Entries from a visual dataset
● ● ● ●

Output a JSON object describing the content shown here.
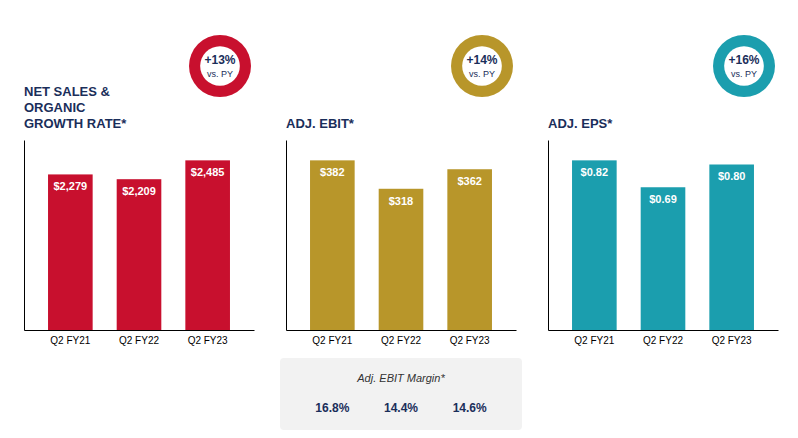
{
  "chart_data": [
    {
      "type": "bar",
      "title": "NET SALES &\nORGANIC\nGROWTH RATE*",
      "categories": [
        "Q2 FY21",
        "Q2 FY22",
        "Q2 FY23"
      ],
      "values": [
        2279,
        2209,
        2485
      ],
      "value_labels": [
        "$2,279",
        "$2,209",
        "$2,485"
      ],
      "data_labels": true,
      "color": "#c8102e",
      "ylim": [
        0,
        2783.2
      ],
      "yticks": [],
      "tick_labels": "x",
      "annotations": [
        "+13%",
        "vs. PY"
      ]
    },
    {
      "type": "bar",
      "title": "ADJ. EBIT*",
      "categories": [
        "Q2 FY21",
        "Q2 FY22",
        "Q2 FY23"
      ],
      "values": [
        382,
        318,
        362
      ],
      "value_labels": [
        "$382",
        "$318",
        "$362"
      ],
      "data_labels": true,
      "color": "#b8962a",
      "ylim": [
        0,
        427.84
      ],
      "yticks": [],
      "tick_labels": "x",
      "annotations": [
        "+14%",
        "vs. PY",
        "Adj. EBIT Margin*",
        "16.8%",
        "14.4%",
        "14.6%"
      ]
    },
    {
      "type": "bar",
      "title": "ADJ. EPS*",
      "categories": [
        "Q2 FY21",
        "Q2 FY22",
        "Q2 FY23"
      ],
      "values": [
        0.82,
        0.69,
        0.8
      ],
      "value_labels": [
        "$0.82",
        "$0.69",
        "$0.80"
      ],
      "data_labels": true,
      "color": "#1b9eae",
      "ylim": [
        0,
        0.9184
      ],
      "yticks": [],
      "tick_labels": "x",
      "annotations": [
        "+16%",
        "vs. PY"
      ]
    }
  ]
}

● ● ● ●

Write out every line above exactly as it is, leaving out the pictures.

§ CORRECT OUTPUT:
Output a JSON object describing the content shown here.
{
  "chart_data": [
    {
      "type": "bar",
      "title": "NET SALES &\nORGANIC\nGROWTH RATE*",
      "categories": [
        "Q2 FY21",
        "Q2 FY22",
        "Q2 FY23"
      ],
      "values": [
        2279,
        2209,
        2485
      ],
      "value_labels": [
        "$2,279",
        "$2,209",
        "$2,485"
      ],
      "data_labels": true,
      "color": "#c8102e",
      "ylim": [
        0,
        2783.2
      ],
      "yticks": [],
      "tick_labels": "x",
      "annotations": [
        "+13%",
        "vs. PY"
      ]
    },
    {
      "type": "bar",
      "title": "ADJ. EBIT*",
      "categories": [
        "Q2 FY21",
        "Q2 FY22",
        "Q2 FY23"
      ],
      "values": [
        382,
        318,
        362
      ],
      "value_labels": [
        "$382",
        "$318",
        "$362"
      ],
      "data_labels": true,
      "color": "#b8962a",
      "ylim": [
        0,
        427.84
      ],
      "yticks": [],
      "tick_labels": "x",
      "annotations": [
        "+14%",
        "vs. PY",
        "Adj. EBIT Margin*",
        "16.8%",
        "14.4%",
        "14.6%"
      ]
    },
    {
      "type": "bar",
      "title": "ADJ. EPS*",
      "categories": [
        "Q2 FY21",
        "Q2 FY22",
        "Q2 FY23"
      ],
      "values": [
        0.82,
        0.69,
        0.8
      ],
      "value_labels": [
        "$0.82",
        "$0.69",
        "$0.80"
      ],
      "data_labels": true,
      "color": "#1b9eae",
      "ylim": [
        0,
        0.9184
      ],
      "yticks": [],
      "tick_labels": "x",
      "annotations": [
        "+16%",
        "vs. PY"
      ]
    }
  ]
}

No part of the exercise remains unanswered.